MATERIAL FOR THE TASK:
* BEGIN *

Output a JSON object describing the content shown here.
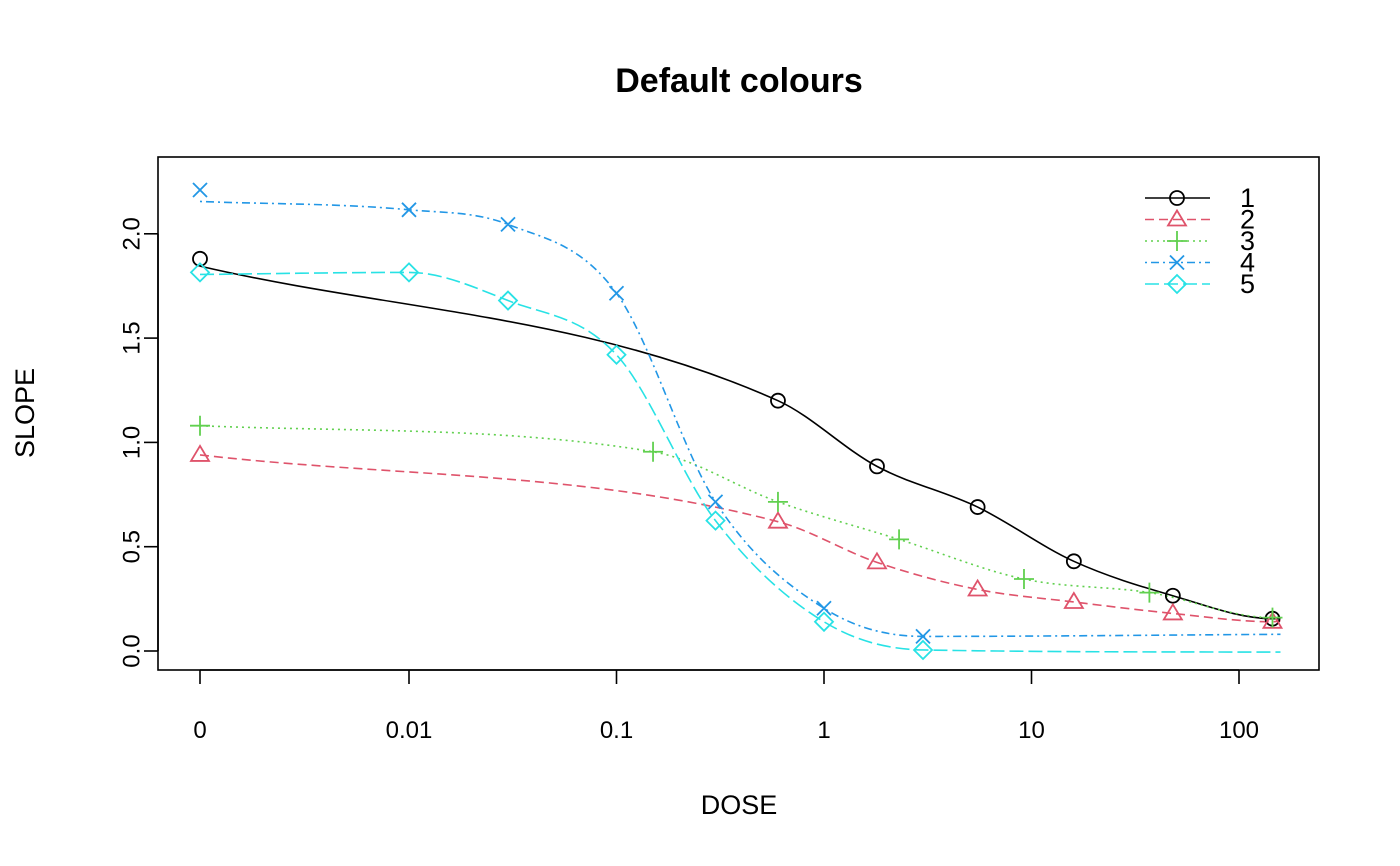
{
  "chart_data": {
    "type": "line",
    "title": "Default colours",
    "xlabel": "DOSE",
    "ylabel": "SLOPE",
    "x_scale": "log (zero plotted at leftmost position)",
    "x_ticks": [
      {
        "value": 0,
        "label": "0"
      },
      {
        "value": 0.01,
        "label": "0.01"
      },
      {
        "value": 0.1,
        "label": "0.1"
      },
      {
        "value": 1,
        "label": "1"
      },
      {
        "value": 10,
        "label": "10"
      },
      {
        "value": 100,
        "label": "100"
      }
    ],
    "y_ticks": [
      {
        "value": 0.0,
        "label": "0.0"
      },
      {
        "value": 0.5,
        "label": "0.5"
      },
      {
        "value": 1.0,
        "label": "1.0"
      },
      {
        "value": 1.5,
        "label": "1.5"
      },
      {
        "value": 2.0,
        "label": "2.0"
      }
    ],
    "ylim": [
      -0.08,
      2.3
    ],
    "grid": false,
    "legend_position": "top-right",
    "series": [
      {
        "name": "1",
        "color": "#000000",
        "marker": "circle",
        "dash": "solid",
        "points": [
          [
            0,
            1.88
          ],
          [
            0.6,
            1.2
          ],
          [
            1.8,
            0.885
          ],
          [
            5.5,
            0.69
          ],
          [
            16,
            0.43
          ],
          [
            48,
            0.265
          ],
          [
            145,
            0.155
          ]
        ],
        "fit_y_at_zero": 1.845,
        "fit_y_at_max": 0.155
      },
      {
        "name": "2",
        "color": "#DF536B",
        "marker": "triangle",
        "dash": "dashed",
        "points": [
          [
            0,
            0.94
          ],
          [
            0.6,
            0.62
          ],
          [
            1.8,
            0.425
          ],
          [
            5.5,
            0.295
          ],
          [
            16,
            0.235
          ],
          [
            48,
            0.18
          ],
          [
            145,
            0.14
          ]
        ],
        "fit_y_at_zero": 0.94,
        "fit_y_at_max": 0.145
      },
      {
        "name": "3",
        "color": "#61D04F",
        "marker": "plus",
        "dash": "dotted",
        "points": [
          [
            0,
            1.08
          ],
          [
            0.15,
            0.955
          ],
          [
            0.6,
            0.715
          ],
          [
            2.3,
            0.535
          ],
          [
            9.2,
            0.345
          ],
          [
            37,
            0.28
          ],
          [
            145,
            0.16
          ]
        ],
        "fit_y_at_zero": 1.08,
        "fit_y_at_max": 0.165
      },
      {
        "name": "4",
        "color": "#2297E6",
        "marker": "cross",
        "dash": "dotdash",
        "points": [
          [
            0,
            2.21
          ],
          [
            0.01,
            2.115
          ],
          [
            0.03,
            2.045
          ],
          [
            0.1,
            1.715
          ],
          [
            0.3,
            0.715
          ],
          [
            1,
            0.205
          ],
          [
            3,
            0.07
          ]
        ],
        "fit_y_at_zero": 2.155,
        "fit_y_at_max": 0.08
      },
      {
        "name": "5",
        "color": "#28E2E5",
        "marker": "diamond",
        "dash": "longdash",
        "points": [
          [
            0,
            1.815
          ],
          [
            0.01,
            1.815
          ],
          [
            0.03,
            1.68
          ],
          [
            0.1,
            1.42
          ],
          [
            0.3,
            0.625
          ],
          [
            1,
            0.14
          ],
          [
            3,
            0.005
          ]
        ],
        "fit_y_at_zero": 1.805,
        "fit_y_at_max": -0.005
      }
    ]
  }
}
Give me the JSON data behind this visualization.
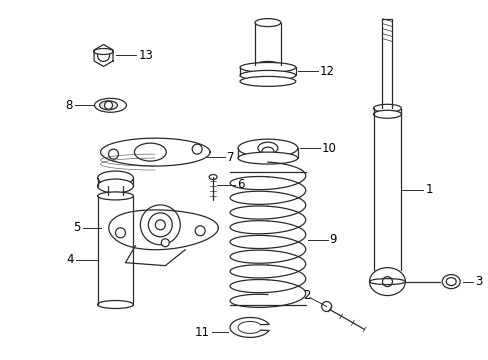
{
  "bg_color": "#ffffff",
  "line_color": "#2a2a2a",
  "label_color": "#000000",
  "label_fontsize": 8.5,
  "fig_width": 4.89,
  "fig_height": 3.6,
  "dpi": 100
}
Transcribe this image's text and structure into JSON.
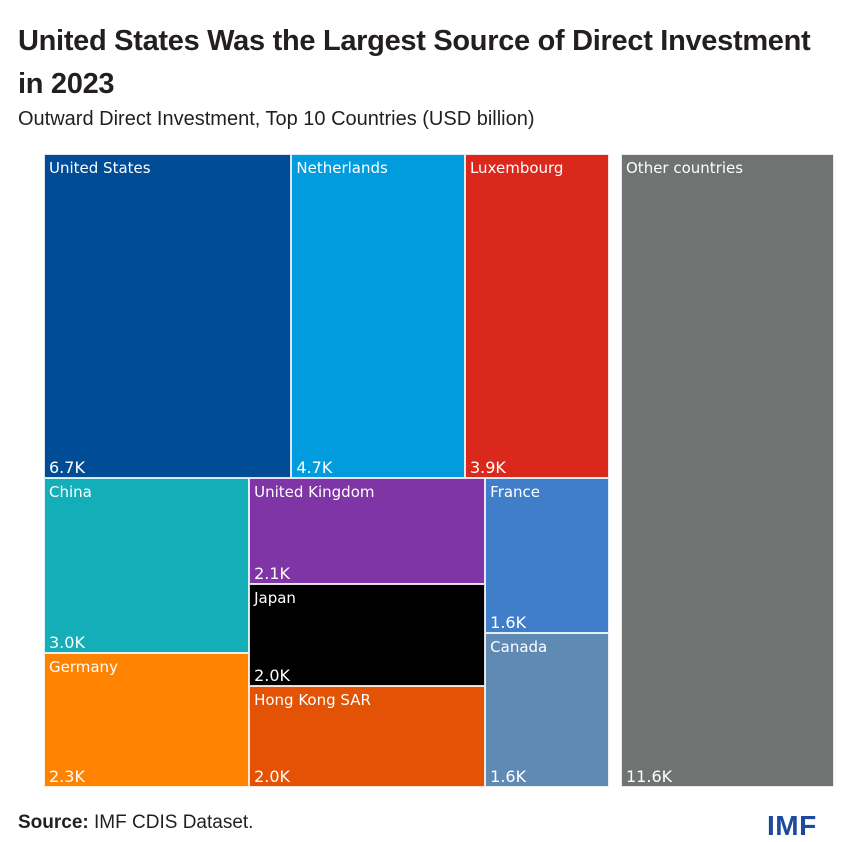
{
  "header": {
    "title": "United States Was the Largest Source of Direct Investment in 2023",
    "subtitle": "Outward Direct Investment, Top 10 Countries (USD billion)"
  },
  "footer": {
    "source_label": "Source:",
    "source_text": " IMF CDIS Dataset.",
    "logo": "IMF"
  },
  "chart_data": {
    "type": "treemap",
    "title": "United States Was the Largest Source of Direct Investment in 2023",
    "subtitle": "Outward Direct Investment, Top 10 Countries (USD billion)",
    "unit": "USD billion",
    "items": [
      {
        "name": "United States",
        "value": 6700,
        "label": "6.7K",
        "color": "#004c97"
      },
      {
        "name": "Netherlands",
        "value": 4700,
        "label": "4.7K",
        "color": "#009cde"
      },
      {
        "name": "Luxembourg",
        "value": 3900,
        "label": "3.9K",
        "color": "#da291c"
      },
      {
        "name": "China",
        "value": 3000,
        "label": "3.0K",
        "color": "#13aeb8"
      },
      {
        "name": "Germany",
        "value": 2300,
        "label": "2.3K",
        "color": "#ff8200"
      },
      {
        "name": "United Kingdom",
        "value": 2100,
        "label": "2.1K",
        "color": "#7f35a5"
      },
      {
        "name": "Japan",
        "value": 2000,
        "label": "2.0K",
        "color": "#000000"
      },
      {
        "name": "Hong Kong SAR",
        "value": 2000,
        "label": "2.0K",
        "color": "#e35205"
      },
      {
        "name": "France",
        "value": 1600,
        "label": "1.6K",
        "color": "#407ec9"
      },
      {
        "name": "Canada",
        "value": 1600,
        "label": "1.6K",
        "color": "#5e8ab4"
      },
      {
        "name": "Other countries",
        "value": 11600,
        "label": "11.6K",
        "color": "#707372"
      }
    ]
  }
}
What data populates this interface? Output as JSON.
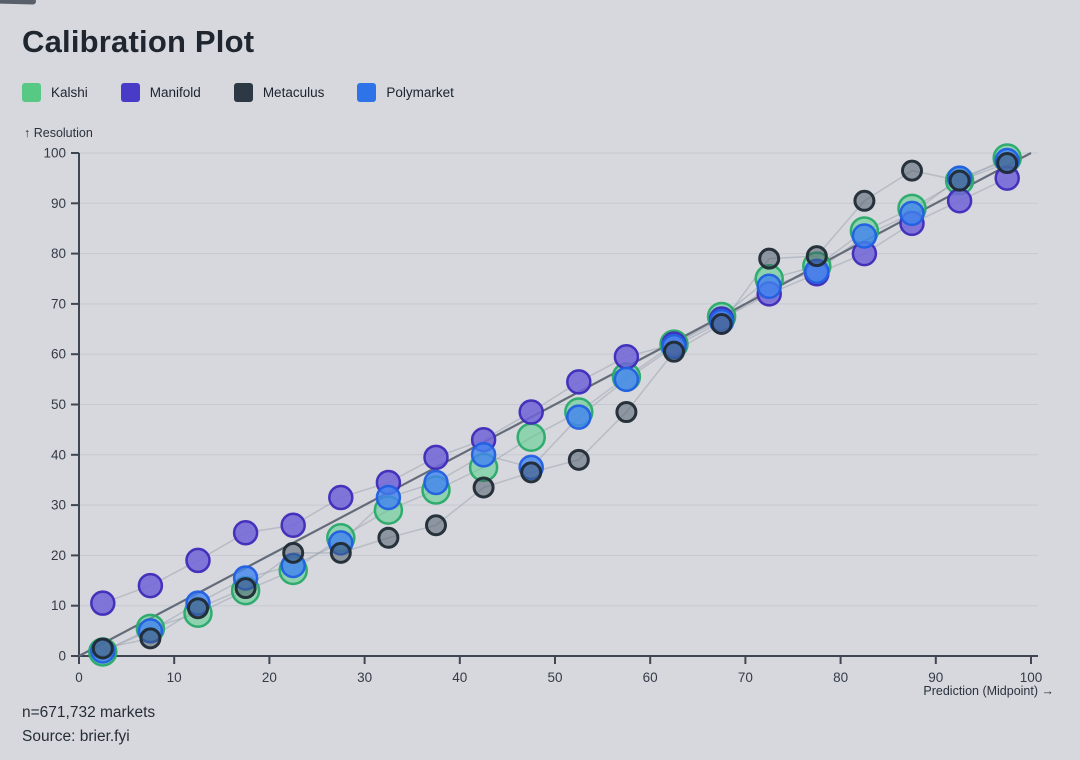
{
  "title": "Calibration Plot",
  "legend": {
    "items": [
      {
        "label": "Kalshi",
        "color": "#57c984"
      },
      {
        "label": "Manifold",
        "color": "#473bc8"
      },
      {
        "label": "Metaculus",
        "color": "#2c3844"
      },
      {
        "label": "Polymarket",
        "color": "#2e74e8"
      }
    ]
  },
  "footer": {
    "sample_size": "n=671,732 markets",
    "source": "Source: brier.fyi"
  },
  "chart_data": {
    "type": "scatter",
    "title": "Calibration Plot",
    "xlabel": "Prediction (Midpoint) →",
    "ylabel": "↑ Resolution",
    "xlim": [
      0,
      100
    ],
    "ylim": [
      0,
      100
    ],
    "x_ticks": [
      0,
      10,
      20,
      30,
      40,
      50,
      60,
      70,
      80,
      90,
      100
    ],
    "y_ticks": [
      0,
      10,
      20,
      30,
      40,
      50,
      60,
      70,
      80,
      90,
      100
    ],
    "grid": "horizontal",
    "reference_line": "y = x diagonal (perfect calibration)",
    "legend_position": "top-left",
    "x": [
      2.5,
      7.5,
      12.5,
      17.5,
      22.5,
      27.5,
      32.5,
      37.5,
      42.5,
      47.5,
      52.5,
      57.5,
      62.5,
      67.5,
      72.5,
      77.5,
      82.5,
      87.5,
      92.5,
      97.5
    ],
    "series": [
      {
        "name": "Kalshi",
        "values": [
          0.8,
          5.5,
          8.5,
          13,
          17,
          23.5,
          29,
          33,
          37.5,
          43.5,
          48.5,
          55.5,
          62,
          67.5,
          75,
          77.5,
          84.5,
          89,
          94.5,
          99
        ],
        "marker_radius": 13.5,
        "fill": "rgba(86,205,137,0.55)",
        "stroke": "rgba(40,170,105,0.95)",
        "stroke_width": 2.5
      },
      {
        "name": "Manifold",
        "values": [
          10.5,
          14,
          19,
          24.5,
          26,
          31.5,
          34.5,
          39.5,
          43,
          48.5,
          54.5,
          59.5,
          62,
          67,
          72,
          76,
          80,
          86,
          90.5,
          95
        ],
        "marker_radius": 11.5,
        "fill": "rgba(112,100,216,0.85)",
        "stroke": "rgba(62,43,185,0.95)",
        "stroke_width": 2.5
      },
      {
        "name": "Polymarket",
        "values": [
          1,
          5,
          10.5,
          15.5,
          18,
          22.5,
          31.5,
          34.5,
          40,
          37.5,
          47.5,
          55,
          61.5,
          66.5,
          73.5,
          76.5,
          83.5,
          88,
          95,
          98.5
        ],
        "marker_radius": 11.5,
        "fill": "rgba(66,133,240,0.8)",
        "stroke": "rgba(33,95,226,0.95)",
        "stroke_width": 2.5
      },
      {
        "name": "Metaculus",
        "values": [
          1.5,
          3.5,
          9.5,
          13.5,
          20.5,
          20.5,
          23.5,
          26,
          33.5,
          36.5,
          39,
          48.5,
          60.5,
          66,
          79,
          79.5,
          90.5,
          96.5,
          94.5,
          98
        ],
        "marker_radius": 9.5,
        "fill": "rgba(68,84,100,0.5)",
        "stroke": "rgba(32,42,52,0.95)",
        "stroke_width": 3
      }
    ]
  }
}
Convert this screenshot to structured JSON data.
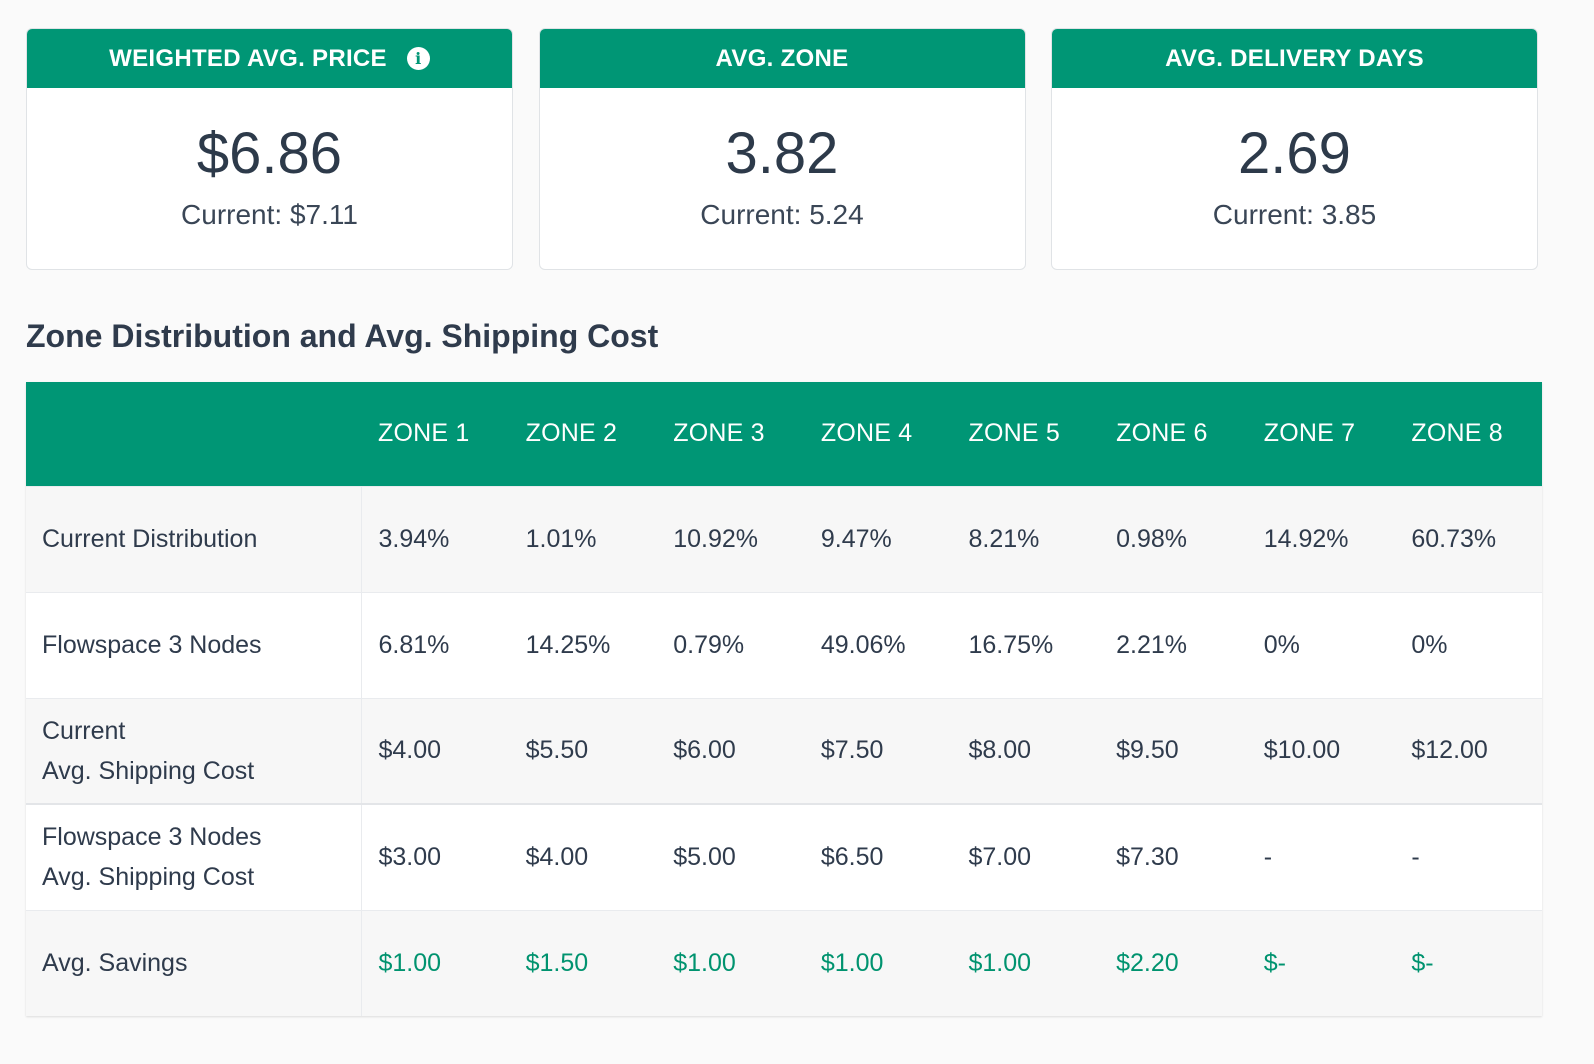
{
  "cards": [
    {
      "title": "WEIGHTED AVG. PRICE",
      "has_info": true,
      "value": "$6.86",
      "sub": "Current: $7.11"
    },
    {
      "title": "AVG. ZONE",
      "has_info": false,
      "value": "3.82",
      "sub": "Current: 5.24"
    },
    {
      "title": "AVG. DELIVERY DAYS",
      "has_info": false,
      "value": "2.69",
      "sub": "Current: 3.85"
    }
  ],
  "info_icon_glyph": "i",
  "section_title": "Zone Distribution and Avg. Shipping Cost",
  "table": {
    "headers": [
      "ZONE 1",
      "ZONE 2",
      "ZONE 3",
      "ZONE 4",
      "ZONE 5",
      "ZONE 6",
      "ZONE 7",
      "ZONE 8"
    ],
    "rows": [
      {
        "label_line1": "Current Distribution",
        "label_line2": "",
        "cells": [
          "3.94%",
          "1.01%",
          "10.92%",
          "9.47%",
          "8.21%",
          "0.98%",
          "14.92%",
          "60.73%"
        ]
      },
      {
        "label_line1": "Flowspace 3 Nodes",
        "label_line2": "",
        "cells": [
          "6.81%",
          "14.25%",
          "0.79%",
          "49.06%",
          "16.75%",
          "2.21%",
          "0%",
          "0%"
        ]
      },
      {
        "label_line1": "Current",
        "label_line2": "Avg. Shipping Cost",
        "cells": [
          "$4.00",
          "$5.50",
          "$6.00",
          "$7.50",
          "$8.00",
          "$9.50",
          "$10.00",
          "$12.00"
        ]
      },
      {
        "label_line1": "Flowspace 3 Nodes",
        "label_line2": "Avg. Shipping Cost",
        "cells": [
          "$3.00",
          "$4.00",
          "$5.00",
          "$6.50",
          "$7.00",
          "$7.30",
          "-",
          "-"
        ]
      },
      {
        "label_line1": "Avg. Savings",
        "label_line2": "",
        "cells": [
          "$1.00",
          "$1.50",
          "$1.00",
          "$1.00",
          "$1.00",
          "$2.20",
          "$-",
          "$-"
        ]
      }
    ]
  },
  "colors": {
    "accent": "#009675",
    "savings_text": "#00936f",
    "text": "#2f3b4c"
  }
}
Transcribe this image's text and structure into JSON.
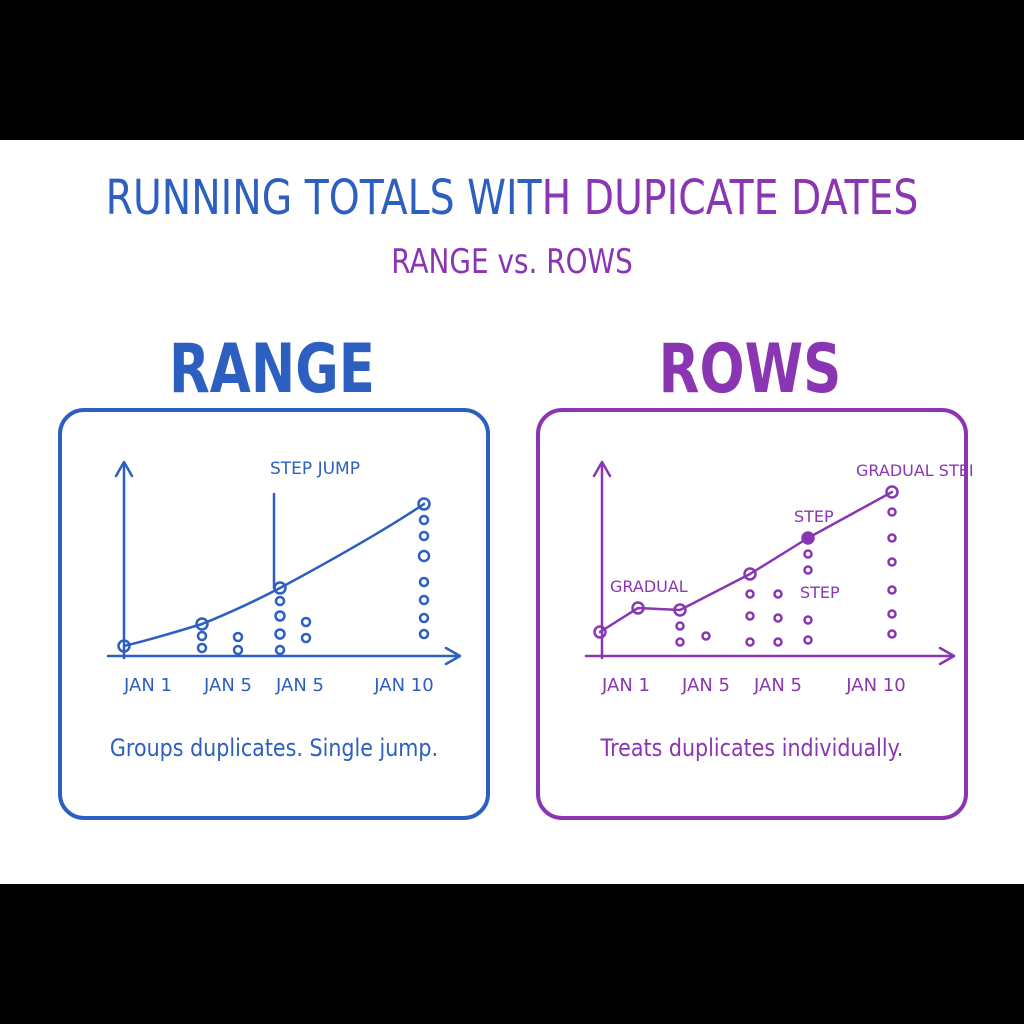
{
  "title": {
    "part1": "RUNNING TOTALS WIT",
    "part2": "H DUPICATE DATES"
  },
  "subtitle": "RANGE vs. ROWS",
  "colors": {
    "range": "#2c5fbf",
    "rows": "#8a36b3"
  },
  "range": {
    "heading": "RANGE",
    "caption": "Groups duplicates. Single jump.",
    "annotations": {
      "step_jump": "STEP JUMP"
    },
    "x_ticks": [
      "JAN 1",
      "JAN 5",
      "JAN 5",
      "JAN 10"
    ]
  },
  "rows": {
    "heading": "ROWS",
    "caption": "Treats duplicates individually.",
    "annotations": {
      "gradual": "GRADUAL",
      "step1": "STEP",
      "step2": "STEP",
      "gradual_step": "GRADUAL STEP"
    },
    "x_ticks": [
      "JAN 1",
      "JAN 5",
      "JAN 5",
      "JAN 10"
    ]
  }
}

* END *

Collect every line above that contains the word "duplicates".

    "caption": "Groups duplicates. Single jump.",
    "caption": "Treats duplicates individually.",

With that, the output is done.